◆ Records for the exercise ◆
_ _ _ _ _ _ _

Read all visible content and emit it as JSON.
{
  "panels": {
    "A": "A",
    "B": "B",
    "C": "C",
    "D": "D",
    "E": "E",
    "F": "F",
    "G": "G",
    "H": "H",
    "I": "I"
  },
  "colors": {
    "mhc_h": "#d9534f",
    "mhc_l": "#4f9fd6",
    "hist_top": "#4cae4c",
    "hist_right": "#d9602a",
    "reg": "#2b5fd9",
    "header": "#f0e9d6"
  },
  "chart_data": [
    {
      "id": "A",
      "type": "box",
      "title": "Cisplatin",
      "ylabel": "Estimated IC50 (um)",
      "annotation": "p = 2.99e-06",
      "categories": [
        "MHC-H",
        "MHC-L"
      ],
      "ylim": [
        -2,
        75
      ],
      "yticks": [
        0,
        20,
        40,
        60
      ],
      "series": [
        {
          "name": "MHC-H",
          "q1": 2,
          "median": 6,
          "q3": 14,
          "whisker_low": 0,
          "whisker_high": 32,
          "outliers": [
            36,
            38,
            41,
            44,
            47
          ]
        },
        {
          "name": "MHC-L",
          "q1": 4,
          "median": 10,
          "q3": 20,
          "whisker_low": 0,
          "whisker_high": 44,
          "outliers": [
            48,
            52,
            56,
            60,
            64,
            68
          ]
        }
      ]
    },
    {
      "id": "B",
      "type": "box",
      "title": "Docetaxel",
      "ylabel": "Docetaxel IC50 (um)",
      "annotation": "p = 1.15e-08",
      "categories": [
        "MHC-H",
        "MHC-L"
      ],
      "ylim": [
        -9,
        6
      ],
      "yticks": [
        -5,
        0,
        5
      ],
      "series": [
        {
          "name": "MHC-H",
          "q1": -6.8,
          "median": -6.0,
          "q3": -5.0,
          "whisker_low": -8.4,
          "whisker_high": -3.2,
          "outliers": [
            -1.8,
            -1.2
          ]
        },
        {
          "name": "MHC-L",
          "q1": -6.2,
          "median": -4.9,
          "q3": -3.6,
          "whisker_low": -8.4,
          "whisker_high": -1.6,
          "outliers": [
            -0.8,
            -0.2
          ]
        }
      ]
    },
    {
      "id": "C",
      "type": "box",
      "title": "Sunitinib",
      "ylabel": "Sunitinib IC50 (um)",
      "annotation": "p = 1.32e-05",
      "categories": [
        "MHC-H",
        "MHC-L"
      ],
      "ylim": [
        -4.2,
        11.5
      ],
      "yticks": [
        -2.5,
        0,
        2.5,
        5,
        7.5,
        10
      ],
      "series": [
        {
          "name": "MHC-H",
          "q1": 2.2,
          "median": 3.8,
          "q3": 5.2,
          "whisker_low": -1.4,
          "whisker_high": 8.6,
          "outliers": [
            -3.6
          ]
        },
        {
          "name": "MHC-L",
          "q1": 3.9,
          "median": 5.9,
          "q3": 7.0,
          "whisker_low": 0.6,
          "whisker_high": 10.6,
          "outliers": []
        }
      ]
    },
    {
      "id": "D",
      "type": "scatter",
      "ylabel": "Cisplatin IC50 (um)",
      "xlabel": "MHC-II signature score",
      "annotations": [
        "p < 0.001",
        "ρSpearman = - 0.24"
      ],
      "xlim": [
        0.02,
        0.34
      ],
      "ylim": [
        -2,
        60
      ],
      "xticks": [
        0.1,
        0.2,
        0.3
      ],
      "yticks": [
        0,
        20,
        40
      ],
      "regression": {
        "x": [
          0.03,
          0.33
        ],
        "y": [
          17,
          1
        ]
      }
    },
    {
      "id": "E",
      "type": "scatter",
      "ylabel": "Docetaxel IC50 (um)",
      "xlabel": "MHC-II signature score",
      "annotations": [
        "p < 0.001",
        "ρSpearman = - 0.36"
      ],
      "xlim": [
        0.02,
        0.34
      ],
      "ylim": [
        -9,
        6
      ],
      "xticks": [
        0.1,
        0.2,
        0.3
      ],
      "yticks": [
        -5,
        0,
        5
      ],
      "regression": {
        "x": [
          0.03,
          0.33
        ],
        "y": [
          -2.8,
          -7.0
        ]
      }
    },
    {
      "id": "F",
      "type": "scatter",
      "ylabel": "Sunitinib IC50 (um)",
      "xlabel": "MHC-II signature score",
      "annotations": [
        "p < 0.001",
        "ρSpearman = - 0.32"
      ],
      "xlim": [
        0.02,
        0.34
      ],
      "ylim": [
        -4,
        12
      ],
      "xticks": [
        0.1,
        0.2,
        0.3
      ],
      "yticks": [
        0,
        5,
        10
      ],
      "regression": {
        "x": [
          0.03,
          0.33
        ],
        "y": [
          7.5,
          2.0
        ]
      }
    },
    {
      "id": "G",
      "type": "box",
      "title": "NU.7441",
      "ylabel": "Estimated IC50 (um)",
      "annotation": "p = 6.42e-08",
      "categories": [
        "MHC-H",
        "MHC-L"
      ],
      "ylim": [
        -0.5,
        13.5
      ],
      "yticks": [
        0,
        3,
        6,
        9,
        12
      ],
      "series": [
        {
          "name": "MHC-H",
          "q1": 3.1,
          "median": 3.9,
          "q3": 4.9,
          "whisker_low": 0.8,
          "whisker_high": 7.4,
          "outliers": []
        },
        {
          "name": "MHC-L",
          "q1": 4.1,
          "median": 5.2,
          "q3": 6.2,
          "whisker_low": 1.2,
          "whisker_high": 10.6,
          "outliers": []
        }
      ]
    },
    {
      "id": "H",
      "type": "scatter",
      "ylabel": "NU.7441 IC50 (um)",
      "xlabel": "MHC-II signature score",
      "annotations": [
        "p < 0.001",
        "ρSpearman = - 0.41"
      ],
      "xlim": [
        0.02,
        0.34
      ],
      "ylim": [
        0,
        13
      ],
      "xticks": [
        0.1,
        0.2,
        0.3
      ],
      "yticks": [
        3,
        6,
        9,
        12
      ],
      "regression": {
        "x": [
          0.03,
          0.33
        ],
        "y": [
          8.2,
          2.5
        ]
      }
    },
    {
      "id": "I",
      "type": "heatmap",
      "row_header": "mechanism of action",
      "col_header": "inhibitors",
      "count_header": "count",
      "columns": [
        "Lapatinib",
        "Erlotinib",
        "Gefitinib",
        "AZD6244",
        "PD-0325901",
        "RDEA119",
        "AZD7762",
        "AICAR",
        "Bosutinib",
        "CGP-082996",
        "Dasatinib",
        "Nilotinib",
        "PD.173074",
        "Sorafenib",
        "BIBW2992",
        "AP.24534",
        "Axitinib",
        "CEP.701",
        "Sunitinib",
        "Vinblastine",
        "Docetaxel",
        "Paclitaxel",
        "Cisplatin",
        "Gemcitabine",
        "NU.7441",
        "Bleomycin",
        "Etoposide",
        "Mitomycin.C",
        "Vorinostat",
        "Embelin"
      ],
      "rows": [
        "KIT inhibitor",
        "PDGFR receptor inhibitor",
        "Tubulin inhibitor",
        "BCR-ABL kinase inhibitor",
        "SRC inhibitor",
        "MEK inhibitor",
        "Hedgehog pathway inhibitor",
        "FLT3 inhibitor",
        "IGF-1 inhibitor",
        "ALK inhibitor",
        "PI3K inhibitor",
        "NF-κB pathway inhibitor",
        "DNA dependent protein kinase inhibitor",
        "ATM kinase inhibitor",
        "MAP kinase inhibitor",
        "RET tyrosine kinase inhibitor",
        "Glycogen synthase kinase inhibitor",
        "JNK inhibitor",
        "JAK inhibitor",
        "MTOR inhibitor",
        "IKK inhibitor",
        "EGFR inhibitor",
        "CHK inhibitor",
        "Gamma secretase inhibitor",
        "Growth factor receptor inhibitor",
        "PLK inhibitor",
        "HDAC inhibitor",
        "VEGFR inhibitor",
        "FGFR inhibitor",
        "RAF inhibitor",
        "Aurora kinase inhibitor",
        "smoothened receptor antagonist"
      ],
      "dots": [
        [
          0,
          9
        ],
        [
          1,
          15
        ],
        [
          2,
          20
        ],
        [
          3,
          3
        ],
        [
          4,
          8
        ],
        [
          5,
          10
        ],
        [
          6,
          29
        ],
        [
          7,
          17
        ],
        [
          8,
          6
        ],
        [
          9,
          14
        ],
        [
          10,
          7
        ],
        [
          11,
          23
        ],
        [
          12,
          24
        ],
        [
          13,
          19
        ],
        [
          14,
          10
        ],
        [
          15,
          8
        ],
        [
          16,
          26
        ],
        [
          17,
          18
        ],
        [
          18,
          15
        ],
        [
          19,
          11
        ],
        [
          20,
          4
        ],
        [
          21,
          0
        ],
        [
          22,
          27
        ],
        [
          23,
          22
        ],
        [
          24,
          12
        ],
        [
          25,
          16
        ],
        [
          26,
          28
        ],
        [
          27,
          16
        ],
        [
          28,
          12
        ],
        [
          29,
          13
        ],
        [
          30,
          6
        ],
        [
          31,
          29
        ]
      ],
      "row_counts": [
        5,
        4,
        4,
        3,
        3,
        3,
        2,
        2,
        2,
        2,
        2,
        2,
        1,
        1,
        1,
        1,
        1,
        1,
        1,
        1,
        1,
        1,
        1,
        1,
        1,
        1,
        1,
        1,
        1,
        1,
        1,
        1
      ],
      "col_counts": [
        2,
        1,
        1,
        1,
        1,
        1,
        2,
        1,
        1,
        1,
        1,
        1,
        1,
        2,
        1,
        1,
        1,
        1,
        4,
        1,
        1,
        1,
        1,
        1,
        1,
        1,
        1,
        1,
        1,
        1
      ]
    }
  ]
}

_ _ _ _ _ _ _

◆ Task goal ◆
"receptor" is the string to look for; please copy every line of the records above where it appears.

◆ Exercise solution ◆
        "PDGFR receptor inhibitor",
        "Growth factor receptor inhibitor",
        "smoothened receptor antagonist"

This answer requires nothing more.